_Stated problem_
Give the number of lines in the listing that hold the word "objective". Write nothing but that number.

[Begin Record list]

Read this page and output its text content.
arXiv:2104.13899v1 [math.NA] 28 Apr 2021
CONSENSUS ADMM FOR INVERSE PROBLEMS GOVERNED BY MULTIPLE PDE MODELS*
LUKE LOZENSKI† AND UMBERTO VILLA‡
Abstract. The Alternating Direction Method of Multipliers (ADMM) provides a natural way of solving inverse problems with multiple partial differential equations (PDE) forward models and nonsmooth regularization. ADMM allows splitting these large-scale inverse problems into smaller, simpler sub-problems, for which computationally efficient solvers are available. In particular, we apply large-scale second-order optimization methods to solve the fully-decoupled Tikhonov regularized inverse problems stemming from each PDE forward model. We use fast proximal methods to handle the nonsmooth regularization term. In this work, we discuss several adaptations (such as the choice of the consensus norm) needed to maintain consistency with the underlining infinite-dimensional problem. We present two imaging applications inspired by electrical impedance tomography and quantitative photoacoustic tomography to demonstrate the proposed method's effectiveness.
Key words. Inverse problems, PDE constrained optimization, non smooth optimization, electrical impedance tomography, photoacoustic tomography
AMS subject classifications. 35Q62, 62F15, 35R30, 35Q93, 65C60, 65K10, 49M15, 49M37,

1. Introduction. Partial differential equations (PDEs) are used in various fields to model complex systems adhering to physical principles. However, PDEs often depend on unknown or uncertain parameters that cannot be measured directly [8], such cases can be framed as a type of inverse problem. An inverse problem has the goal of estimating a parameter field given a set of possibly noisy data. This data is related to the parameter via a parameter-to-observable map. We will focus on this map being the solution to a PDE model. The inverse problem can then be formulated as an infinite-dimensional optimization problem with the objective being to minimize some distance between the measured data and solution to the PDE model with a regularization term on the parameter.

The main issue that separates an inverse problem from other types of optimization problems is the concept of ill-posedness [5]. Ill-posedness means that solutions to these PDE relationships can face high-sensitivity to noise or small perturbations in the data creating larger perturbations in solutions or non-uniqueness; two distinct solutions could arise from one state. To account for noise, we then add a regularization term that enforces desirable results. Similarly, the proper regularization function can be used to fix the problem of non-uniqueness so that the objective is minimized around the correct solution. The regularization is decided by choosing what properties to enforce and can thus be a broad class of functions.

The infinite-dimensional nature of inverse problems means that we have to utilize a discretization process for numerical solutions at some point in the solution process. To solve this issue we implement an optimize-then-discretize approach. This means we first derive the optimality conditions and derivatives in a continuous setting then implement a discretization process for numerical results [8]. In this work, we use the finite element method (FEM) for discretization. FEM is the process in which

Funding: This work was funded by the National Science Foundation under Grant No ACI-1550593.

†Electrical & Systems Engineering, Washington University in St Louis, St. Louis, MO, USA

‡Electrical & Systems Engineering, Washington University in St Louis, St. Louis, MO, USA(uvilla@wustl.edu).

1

[End Record list]

_Output_
2